REQUIRED TASK: Whenever a line contains the string "Focus", copy it out of the entries.
★ ★ ★
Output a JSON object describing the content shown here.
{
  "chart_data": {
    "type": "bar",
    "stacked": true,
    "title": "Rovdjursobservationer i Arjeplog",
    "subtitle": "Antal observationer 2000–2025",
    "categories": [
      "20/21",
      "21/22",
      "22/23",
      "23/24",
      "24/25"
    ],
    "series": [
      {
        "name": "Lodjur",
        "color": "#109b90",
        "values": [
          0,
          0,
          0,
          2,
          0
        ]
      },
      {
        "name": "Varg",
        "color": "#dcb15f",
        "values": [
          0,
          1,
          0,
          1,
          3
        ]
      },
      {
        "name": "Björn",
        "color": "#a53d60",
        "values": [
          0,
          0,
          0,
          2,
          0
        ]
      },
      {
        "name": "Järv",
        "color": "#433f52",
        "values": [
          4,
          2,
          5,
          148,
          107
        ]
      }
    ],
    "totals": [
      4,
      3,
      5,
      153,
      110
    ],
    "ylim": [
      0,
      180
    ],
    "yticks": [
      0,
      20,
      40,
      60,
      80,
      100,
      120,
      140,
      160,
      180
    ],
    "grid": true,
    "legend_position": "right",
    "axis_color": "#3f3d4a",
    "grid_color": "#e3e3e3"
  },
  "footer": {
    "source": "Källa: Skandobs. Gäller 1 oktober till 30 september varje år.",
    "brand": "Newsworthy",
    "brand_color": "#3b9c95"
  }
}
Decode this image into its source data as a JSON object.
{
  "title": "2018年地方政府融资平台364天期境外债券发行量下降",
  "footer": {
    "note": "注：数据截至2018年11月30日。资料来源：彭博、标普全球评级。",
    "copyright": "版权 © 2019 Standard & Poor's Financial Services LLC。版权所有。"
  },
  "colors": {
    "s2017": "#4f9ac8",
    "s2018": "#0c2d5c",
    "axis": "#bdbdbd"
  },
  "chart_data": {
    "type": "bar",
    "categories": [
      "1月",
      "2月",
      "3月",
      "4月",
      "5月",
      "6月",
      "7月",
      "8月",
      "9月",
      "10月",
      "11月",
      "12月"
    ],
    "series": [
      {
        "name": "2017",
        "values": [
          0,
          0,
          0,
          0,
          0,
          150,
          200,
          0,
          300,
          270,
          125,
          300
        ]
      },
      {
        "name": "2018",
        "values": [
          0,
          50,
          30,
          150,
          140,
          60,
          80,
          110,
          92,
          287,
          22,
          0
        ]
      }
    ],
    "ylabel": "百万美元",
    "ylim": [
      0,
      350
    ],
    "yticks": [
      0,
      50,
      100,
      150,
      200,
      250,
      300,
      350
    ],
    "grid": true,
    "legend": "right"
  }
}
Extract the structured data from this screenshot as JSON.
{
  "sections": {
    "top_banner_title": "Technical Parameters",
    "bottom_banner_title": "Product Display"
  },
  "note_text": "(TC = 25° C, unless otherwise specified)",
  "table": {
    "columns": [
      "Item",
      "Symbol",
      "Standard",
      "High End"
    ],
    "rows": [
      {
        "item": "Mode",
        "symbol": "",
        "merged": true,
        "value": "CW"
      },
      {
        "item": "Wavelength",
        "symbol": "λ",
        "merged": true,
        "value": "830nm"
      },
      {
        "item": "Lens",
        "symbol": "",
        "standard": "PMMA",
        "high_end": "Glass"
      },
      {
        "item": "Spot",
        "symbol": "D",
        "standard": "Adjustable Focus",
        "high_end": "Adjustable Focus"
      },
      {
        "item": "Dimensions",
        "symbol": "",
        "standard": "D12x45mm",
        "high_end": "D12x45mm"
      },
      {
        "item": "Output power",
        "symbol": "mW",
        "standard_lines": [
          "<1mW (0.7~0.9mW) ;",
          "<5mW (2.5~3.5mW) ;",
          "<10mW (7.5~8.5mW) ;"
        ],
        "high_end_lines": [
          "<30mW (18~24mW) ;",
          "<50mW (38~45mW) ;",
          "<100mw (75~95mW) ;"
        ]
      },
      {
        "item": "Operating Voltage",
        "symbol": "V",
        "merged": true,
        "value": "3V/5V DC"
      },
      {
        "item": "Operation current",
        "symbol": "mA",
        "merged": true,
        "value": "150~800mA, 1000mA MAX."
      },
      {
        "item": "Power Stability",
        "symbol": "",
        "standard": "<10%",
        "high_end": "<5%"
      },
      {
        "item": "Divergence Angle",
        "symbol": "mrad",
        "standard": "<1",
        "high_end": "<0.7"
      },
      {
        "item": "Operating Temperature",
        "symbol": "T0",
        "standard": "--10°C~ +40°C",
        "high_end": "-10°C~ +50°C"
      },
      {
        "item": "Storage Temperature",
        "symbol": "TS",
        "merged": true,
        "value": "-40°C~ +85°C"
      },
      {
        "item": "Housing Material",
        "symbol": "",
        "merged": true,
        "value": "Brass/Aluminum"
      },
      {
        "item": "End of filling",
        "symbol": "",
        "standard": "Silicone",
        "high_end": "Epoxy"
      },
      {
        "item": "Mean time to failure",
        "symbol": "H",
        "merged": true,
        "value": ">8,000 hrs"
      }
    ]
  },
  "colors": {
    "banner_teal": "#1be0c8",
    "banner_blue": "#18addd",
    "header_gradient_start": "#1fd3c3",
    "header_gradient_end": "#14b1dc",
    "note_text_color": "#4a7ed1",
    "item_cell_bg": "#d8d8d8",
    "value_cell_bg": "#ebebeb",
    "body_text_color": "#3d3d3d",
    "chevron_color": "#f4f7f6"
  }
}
★ ★ ★
RESULT OF THIS EXERCISE:
        "standard": "Adjustable Focus",
        "high_end": "Adjustable Focus"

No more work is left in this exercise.